[Start Provided records]
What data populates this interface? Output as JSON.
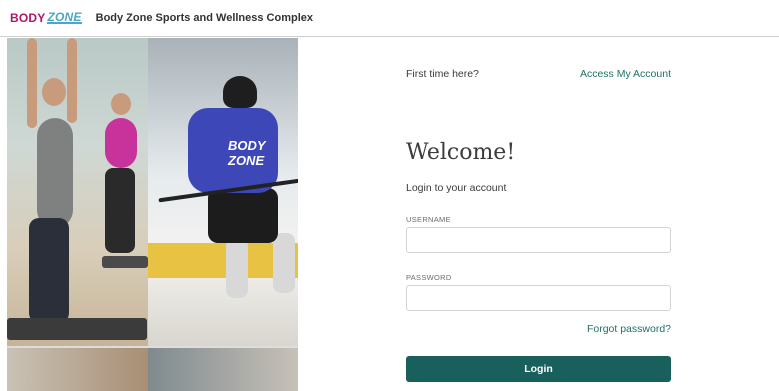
{
  "header": {
    "logo_body": "BODY",
    "logo_zone": "ZONE",
    "title": "Body Zone Sports and Wellness Complex"
  },
  "photos": {
    "jersey_text": "BODY ZONE"
  },
  "form": {
    "first_time": "First time here?",
    "access_link": "Access My Account",
    "welcome": "Welcome!",
    "subtitle": "Login to your account",
    "username_label": "USERNAME",
    "username_value": "",
    "password_label": "PASSWORD",
    "password_value": "",
    "forgot": "Forgot password?",
    "login_button": "Login"
  },
  "colors": {
    "brand_magenta": "#b0156a",
    "brand_cyan": "#4aa7c7",
    "accent_teal": "#19605c",
    "link_teal": "#1e7268"
  }
}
[End Provided records]
• [Exercise aim]
Find every line in the records that contains the word "Login"; copy those lines.

• [Correct output]
    "subtitle": "Login to your account",
    "login_button": "Login"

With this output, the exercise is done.